Problem requirements:
Copy the lines below word for word.
|---|
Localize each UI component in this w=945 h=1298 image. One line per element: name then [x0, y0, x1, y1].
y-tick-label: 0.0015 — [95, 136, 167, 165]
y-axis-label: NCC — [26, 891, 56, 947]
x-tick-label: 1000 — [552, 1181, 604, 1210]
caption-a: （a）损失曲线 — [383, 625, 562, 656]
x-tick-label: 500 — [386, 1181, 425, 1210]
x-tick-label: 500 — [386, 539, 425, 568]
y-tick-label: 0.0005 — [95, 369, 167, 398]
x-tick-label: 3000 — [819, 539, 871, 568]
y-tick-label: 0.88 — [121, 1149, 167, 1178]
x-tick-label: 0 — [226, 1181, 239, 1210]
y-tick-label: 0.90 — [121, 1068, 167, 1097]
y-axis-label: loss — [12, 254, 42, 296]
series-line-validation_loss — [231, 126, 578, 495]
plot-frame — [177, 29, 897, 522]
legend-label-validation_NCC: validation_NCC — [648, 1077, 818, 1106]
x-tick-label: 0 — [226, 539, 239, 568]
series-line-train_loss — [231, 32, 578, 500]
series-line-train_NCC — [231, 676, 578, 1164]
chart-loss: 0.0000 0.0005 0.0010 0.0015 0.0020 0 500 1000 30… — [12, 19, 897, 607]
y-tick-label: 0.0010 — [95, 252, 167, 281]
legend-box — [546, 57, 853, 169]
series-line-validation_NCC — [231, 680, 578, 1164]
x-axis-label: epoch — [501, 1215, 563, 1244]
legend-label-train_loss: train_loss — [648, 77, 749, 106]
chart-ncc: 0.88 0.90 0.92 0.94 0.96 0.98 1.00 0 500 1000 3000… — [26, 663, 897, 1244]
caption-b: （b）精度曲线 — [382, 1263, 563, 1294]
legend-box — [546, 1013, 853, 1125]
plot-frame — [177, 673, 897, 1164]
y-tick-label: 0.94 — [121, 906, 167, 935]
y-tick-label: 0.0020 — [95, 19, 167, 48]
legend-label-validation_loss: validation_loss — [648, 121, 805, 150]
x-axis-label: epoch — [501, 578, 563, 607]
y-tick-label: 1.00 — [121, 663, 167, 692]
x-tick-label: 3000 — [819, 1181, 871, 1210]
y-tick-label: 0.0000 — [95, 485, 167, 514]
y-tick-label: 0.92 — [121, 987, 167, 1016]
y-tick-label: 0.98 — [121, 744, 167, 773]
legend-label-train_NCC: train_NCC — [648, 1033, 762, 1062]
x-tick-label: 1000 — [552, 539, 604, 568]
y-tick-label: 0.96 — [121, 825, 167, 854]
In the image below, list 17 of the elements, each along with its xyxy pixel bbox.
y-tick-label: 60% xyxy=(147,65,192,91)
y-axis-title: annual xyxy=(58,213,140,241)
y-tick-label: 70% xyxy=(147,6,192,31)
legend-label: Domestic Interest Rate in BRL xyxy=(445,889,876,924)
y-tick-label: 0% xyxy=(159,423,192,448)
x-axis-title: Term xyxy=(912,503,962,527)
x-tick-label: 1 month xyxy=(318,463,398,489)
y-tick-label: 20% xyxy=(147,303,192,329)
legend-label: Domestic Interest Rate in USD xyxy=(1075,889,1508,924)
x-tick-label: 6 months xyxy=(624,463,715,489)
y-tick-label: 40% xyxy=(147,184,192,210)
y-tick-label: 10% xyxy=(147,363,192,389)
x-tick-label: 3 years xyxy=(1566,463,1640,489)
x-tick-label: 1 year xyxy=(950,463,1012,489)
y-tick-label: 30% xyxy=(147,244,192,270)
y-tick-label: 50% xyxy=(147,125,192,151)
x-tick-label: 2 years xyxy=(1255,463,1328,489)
|---|
Answer for the task:
Localize each UI component in this w=945 h=1298 image. One line per element: name then [x0, y0, x1, y1].
y-tick-label: 0.0015 — [95, 136, 167, 165]
y-axis-label: NCC — [26, 891, 56, 947]
x-tick-label: 1000 — [552, 1181, 604, 1210]
caption-a: （a）损失曲线 — [383, 625, 562, 656]
x-tick-label: 500 — [386, 1181, 425, 1210]
x-tick-label: 500 — [386, 539, 425, 568]
y-tick-label: 0.0005 — [95, 369, 167, 398]
x-tick-label: 3000 — [819, 539, 871, 568]
y-tick-label: 0.88 — [121, 1149, 167, 1178]
x-tick-label: 0 — [226, 1181, 239, 1210]
y-tick-label: 0.90 — [121, 1068, 167, 1097]
y-axis-label: loss — [12, 254, 42, 296]
series-line-validation_loss — [231, 126, 578, 495]
plot-frame — [177, 29, 897, 522]
legend-label-validation_NCC: validation_NCC — [648, 1077, 818, 1106]
x-tick-label: 0 — [226, 539, 239, 568]
series-line-train_loss — [231, 32, 578, 500]
series-line-train_NCC — [231, 676, 578, 1164]
chart-loss: 0.0000 0.0005 0.0010 0.0015 0.0020 0 500 1000 30… — [12, 19, 897, 607]
y-tick-label: 0.0010 — [95, 252, 167, 281]
legend-box — [546, 57, 853, 169]
series-line-validation_NCC — [231, 680, 578, 1164]
x-axis-label: epoch — [501, 1215, 563, 1244]
legend-label-train_loss: train_loss — [648, 77, 749, 106]
chart-ncc: 0.88 0.90 0.92 0.94 0.96 0.98 1.00 0 500 1000 3000… — [26, 663, 897, 1244]
caption-b: （b）精度曲线 — [382, 1263, 563, 1294]
legend-box — [546, 1013, 853, 1125]
plot-frame — [177, 673, 897, 1164]
y-tick-label: 0.94 — [121, 906, 167, 935]
y-tick-label: 0.0020 — [95, 19, 167, 48]
legend-label-validation_loss: validation_loss — [648, 121, 805, 150]
x-axis-label: epoch — [501, 578, 563, 607]
y-tick-label: 1.00 — [121, 663, 167, 692]
x-tick-label: 3000 — [819, 1181, 871, 1210]
y-tick-label: 0.0000 — [95, 485, 167, 514]
y-tick-label: 0.92 — [121, 987, 167, 1016]
y-tick-label: 0.98 — [121, 744, 167, 773]
legend-label-train_NCC: train_NCC — [648, 1033, 762, 1062]
x-tick-label: 1000 — [552, 539, 604, 568]
y-tick-label: 0.96 — [121, 825, 167, 854]
In the image below, list 17 of the elements, each along with its xyxy pixel bbox.
y-tick-label: 60% xyxy=(147,65,192,91)
y-axis-title: annual xyxy=(58,213,140,241)
y-tick-label: 70% xyxy=(147,6,192,31)
legend-label: Domestic Interest Rate in BRL xyxy=(445,889,876,924)
y-tick-label: 0% xyxy=(159,423,192,448)
x-axis-title: Term xyxy=(912,503,962,527)
x-tick-label: 1 month xyxy=(318,463,398,489)
y-tick-label: 20% xyxy=(147,303,192,329)
legend-label: Domestic Interest Rate in USD xyxy=(1075,889,1508,924)
x-tick-label: 6 months xyxy=(624,463,715,489)
y-tick-label: 40% xyxy=(147,184,192,210)
y-tick-label: 10% xyxy=(147,363,192,389)
x-tick-label: 3 years xyxy=(1566,463,1640,489)
x-tick-label: 1 year xyxy=(950,463,1012,489)
y-tick-label: 30% xyxy=(147,244,192,270)
y-tick-label: 50% xyxy=(147,125,192,151)
x-tick-label: 2 years xyxy=(1255,463,1328,489)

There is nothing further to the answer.